Stated exercise: In the records below, pick out all lines containing the word "JSON".
**** Records provided
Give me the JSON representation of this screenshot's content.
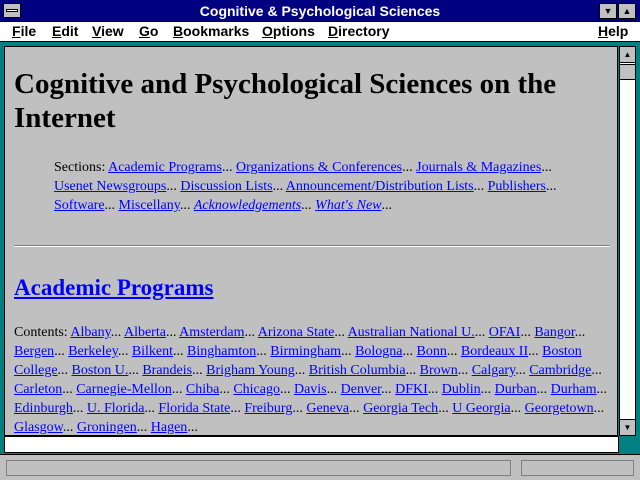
{
  "window": {
    "title": "Cognitive & Psychological Sciences"
  },
  "menu": [
    "File",
    "Edit",
    "View",
    "Go",
    "Bookmarks",
    "Options",
    "Directory",
    "Help"
  ],
  "page": {
    "heading": "Cognitive and Psychological Sciences on the Internet",
    "sections_label": "Sections:",
    "sections": [
      {
        "text": "Academic Programs",
        "italic": false
      },
      {
        "text": "Organizations & Conferences",
        "italic": false
      },
      {
        "text": "Journals & Magazines",
        "italic": false
      },
      {
        "text": "Usenet Newsgroups",
        "italic": false
      },
      {
        "text": "Discussion Lists",
        "italic": false
      },
      {
        "text": "Announcement/Distribution Lists",
        "italic": false
      },
      {
        "text": "Publishers",
        "italic": false
      },
      {
        "text": "Software",
        "italic": false
      },
      {
        "text": "Miscellany",
        "italic": false
      },
      {
        "text": "Acknowledgements",
        "italic": true
      },
      {
        "text": "What's New",
        "italic": true
      }
    ],
    "academic_heading": "Academic Programs",
    "contents_label": "Contents:",
    "contents": [
      "Albany",
      "Alberta",
      "Amsterdam",
      "Arizona State",
      "Australian National U.",
      "OFAI",
      "Bangor",
      "Bergen",
      "Berkeley",
      "Bilkent",
      "Binghamton",
      "Birmingham",
      "Bologna",
      "Bonn",
      "Bordeaux II",
      "Boston College",
      "Boston U.",
      "Brandeis",
      "Brigham Young",
      "British Columbia",
      "Brown",
      "Calgary",
      "Cambridge",
      "Carleton",
      "Carnegie-Mellon",
      "Chiba",
      "Chicago",
      "Davis",
      "Denver",
      "DFKI",
      "Dublin",
      "Durban",
      "Durham",
      "Edinburgh",
      "U. Florida",
      "Florida State",
      "Freiburg",
      "Geneva",
      "Georgia Tech",
      "U Georgia",
      "Georgetown",
      "Glasgow",
      "Groningen",
      "Hagen"
    ]
  },
  "status": {
    "text": ""
  }
}
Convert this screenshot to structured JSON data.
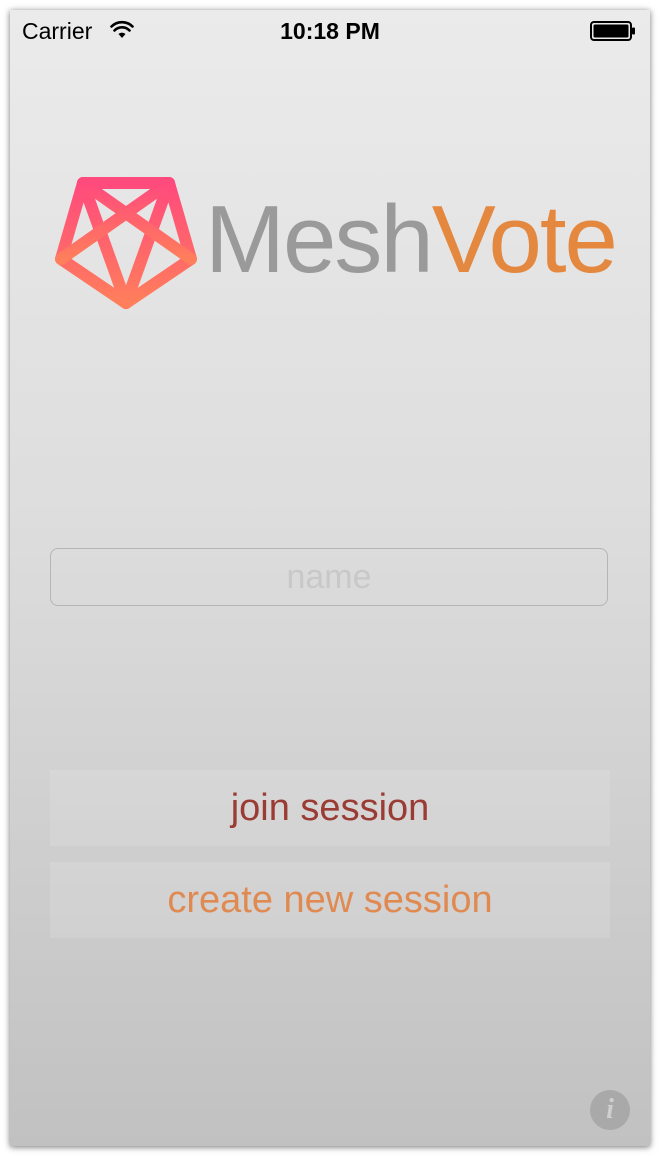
{
  "status_bar": {
    "carrier": "Carrier",
    "time": "10:18 PM",
    "wifi_icon": "wifi-icon",
    "battery_icon": "battery-icon"
  },
  "logo": {
    "icon": "pentagon-mesh-icon",
    "brand_part1": "Mesh",
    "brand_part2": "Vote",
    "colors": {
      "mesh": "#9a9a9a",
      "vote": "#e48840",
      "icon_top": "#ff4a7d",
      "icon_bottom": "#ff7c5c"
    }
  },
  "form": {
    "name_placeholder": "name",
    "name_value": ""
  },
  "buttons": {
    "join_label": "join session",
    "create_label": "create new session",
    "colors": {
      "join": "#9a3b34",
      "create": "#e08a52"
    }
  },
  "footer": {
    "info_icon": "info-icon",
    "info_glyph": "i"
  }
}
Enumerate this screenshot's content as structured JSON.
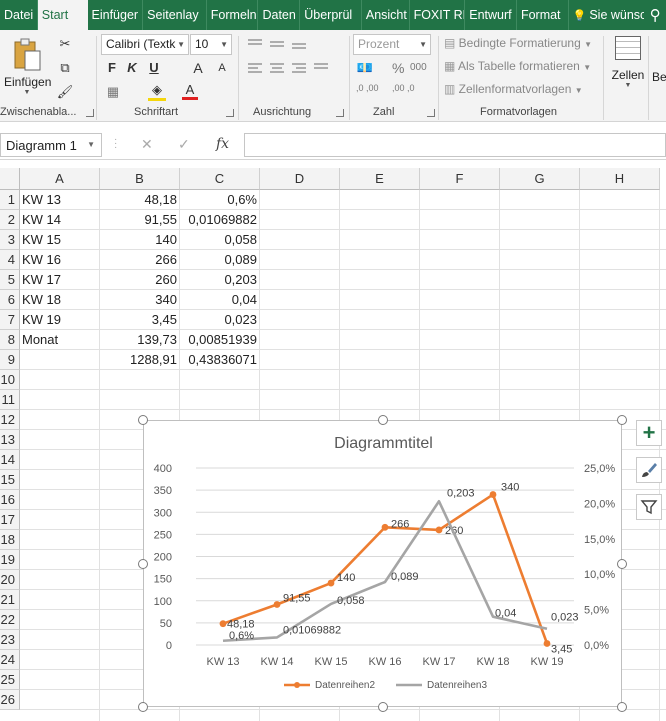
{
  "ribbon_tabs": [
    "Datei",
    "Start",
    "Einfüger",
    "Seitenlay",
    "Formeln",
    "Daten",
    "Überprül",
    "Ansicht",
    "FOXIT RE",
    "Entwurf",
    "Format",
    "Sie wünsc"
  ],
  "ribbon": {
    "clipboard": {
      "paste_label": "Einfügen",
      "group_label": "Zwischenabla..."
    },
    "font": {
      "font_name": "Calibri (Textk",
      "font_size": "10",
      "bold": "F",
      "italic": "K",
      "underline": "U",
      "grow": "A",
      "shrink": "A",
      "font_color": "A",
      "group_label": "Schriftart"
    },
    "alignment": {
      "group_label": "Ausrichtung"
    },
    "number": {
      "format": "Prozent",
      "percent": "%",
      "thousands": "000",
      "inc_decimals": ",0 ,00",
      "dec_decimals": ",00 ,0",
      "group_label": "Zahl"
    },
    "styles": {
      "conditional": "Bedingte Formatierung",
      "as_table": "Als Tabelle formatieren",
      "cell_styles": "Zellenformatvorlagen",
      "group_label": "Formatvorlagen"
    },
    "cells": {
      "label": "Zellen"
    },
    "editing": {
      "label": "Be"
    }
  },
  "formula_bar": {
    "name_box": "Diagramm 1",
    "cancel": "✕",
    "confirm": "✓",
    "fx": "fx",
    "formula": ""
  },
  "columns": [
    "A",
    "B",
    "C",
    "D",
    "E",
    "F",
    "G",
    "H"
  ],
  "rows": [
    "1",
    "2",
    "3",
    "4",
    "5",
    "6",
    "7",
    "8",
    "9",
    "10",
    "11",
    "12",
    "13",
    "14",
    "15",
    "16",
    "17",
    "18",
    "19",
    "20",
    "21",
    "22",
    "23",
    "24",
    "25",
    "26"
  ],
  "cells": [
    [
      "KW 13",
      "48,18",
      "0,6%"
    ],
    [
      "KW 14",
      "91,55",
      "0,01069882"
    ],
    [
      "KW 15",
      "140",
      "0,058"
    ],
    [
      "KW 16",
      "266",
      "0,089"
    ],
    [
      "KW 17",
      "260",
      "0,203"
    ],
    [
      "KW 18",
      "340",
      "0,04"
    ],
    [
      "KW 19",
      "3,45",
      "0,023"
    ],
    [
      "Monat",
      "139,73",
      "0,00851939"
    ],
    [
      "",
      "1288,91",
      "0,43836071"
    ]
  ],
  "colors": {
    "excel_green": "#217346",
    "series_orange": "#ED7D31",
    "series_gray": "#A5A5A5"
  },
  "chart_data": {
    "type": "line",
    "title": "Diagrammtitel",
    "categories": [
      "KW 13",
      "KW 14",
      "KW 15",
      "KW 16",
      "KW 17",
      "KW 18",
      "KW 19"
    ],
    "series": [
      {
        "name": "Datenreihen2",
        "axis": "left",
        "color": "#ED7D31",
        "markers": true,
        "values": [
          48.18,
          91.55,
          140,
          266,
          260,
          340,
          3.45
        ],
        "labels": [
          "48,18",
          "91,55",
          "140",
          "266",
          "260",
          "340",
          "3,45"
        ]
      },
      {
        "name": "Datenreihen3",
        "axis": "right",
        "color": "#A5A5A5",
        "markers": false,
        "values": [
          0.006,
          0.01069882,
          0.058,
          0.089,
          0.203,
          0.04,
          0.023
        ],
        "labels": [
          "0,6%",
          "0,01069882",
          "0,058",
          "0,089",
          "0,203",
          "0,04",
          "0,023"
        ]
      }
    ],
    "y_left": {
      "min": 0,
      "max": 400,
      "ticks": [
        "0",
        "50",
        "100",
        "150",
        "200",
        "250",
        "300",
        "350",
        "400"
      ]
    },
    "y_right": {
      "min": 0,
      "max": 0.25,
      "ticks": [
        "0,0%",
        "5,0%",
        "10,0%",
        "15,0%",
        "20,0%",
        "25,0%"
      ]
    },
    "grid": true,
    "legend": "bottom"
  },
  "side_buttons": [
    "chart-elements",
    "chart-styles",
    "chart-filters"
  ]
}
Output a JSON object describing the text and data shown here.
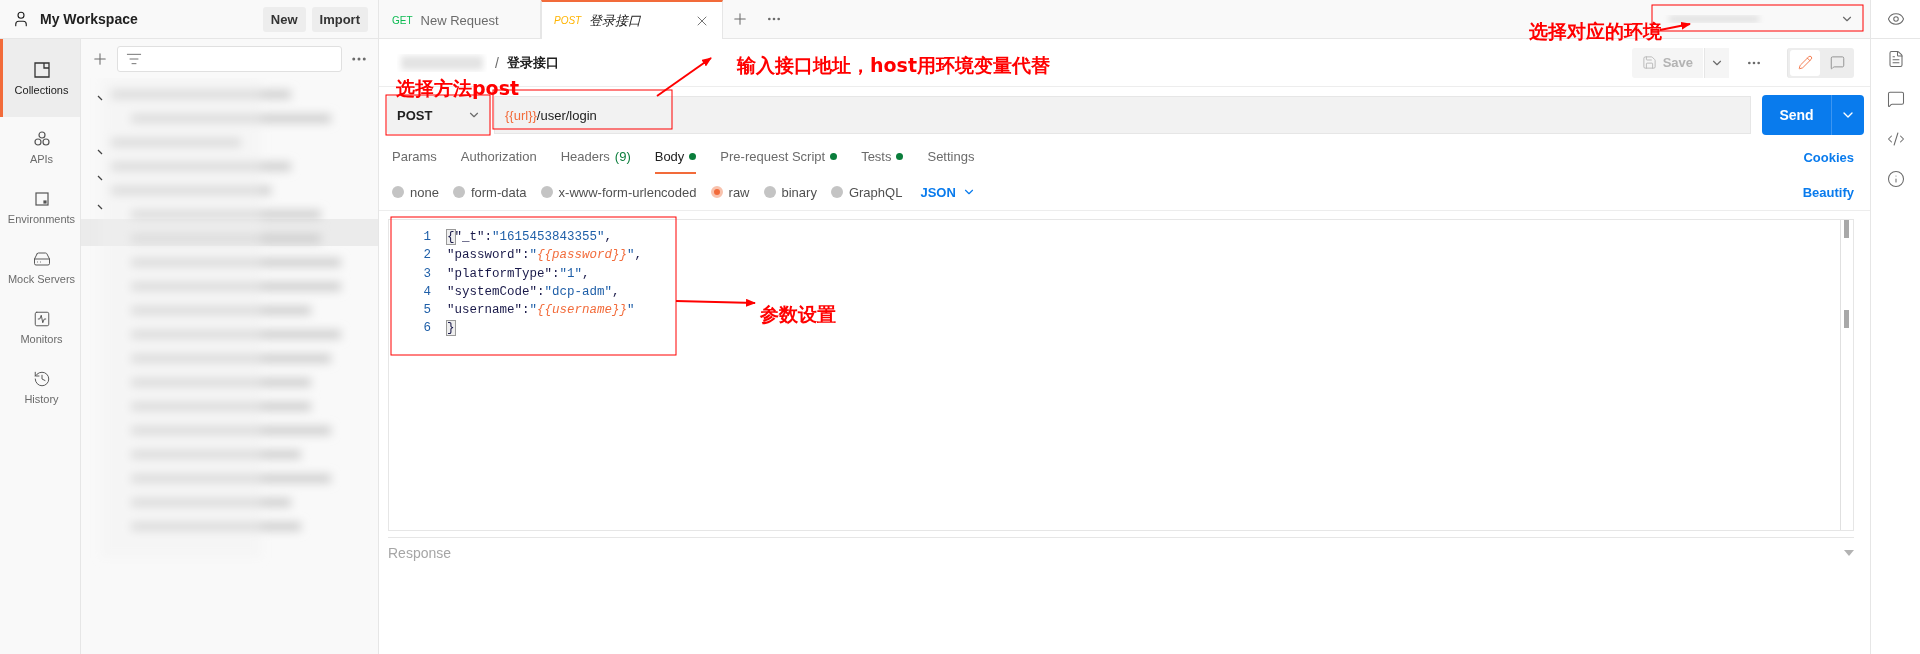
{
  "workspace": {
    "title": "My Workspace",
    "buttons": [
      "New",
      "Import"
    ]
  },
  "nav": [
    {
      "label": "Collections",
      "selected": true
    },
    {
      "label": "APIs",
      "selected": false
    },
    {
      "label": "Environments",
      "selected": false
    },
    {
      "label": "Mock Servers",
      "selected": false
    },
    {
      "label": "Monitors",
      "selected": false
    },
    {
      "label": "History",
      "selected": false
    }
  ],
  "tabs": [
    {
      "method": "GET",
      "title": "New Request",
      "selected": false,
      "preview": false
    },
    {
      "method": "POST",
      "title": "登录接口",
      "selected": true,
      "preview": true
    }
  ],
  "breadcrumb": {
    "separator": "/",
    "name": "登录接口"
  },
  "header_actions": {
    "save": "Save"
  },
  "request": {
    "method": "POST",
    "url_variable": "{{url}}",
    "url_path": "/user/login",
    "send": "Send"
  },
  "request_tabs": [
    {
      "label": "Params",
      "dot": false,
      "selected": false
    },
    {
      "label": "Authorization",
      "dot": false,
      "selected": false
    },
    {
      "label": "Headers",
      "count": "(9)",
      "dot": false,
      "selected": false
    },
    {
      "label": "Body",
      "dot": true,
      "selected": true
    },
    {
      "label": "Pre-request Script",
      "dot": true,
      "selected": false
    },
    {
      "label": "Tests",
      "dot": true,
      "selected": false
    },
    {
      "label": "Settings",
      "dot": false,
      "selected": false
    }
  ],
  "cookies": "Cookies",
  "body_types": [
    {
      "label": "none",
      "selected": false
    },
    {
      "label": "form-data",
      "selected": false
    },
    {
      "label": "x-www-form-urlencoded",
      "selected": false
    },
    {
      "label": "raw",
      "selected": true
    },
    {
      "label": "binary",
      "selected": false
    },
    {
      "label": "GraphQL",
      "selected": false
    }
  ],
  "body_language": "JSON",
  "beautify": "Beautify",
  "editor": {
    "lines": [
      {
        "number": "1",
        "tokens": [
          {
            "kind": "bracket",
            "text": "{"
          },
          {
            "kind": "key",
            "text": "\"_t\""
          },
          {
            "kind": "punct",
            "text": ":"
          },
          {
            "kind": "string",
            "text": "\"1615453843355\""
          },
          {
            "kind": "punct",
            "text": ","
          }
        ]
      },
      {
        "number": "2",
        "tokens": [
          {
            "kind": "key",
            "text": "\"password\""
          },
          {
            "kind": "punct",
            "text": ":"
          },
          {
            "kind": "string",
            "text": "\""
          },
          {
            "kind": "variable",
            "text": "{{password}}"
          },
          {
            "kind": "string",
            "text": "\""
          },
          {
            "kind": "punct",
            "text": ","
          }
        ]
      },
      {
        "number": "3",
        "tokens": [
          {
            "kind": "key",
            "text": "\"platformType\""
          },
          {
            "kind": "punct",
            "text": ":"
          },
          {
            "kind": "string",
            "text": "\"1\""
          },
          {
            "kind": "punct",
            "text": ","
          }
        ]
      },
      {
        "number": "4",
        "tokens": [
          {
            "kind": "key",
            "text": "\"systemCode\""
          },
          {
            "kind": "punct",
            "text": ":"
          },
          {
            "kind": "string",
            "text": "\"dcp-adm\""
          },
          {
            "kind": "punct",
            "text": ","
          }
        ]
      },
      {
        "number": "5",
        "tokens": [
          {
            "kind": "key",
            "text": "\"username\""
          },
          {
            "kind": "punct",
            "text": ":"
          },
          {
            "kind": "string",
            "text": "\""
          },
          {
            "kind": "variable",
            "text": "{{username}}"
          },
          {
            "kind": "string",
            "text": "\""
          }
        ]
      },
      {
        "number": "6",
        "tokens": [
          {
            "kind": "bracket",
            "text": "}"
          }
        ]
      }
    ]
  },
  "response": {
    "label": "Response"
  },
  "annotations": [
    "选择方法post",
    "输入接口地址，host用环境变量代替",
    "选择对应的环境",
    "参数设置"
  ]
}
********
Response to this task:
Give me the JSON representation of this screenshot's content.
Convert this screenshot to structured JSON data.
Enumerate this screenshot's content as structured JSON.
Output a JSON object describing the text and data shown here.
  "body_language": "JSON",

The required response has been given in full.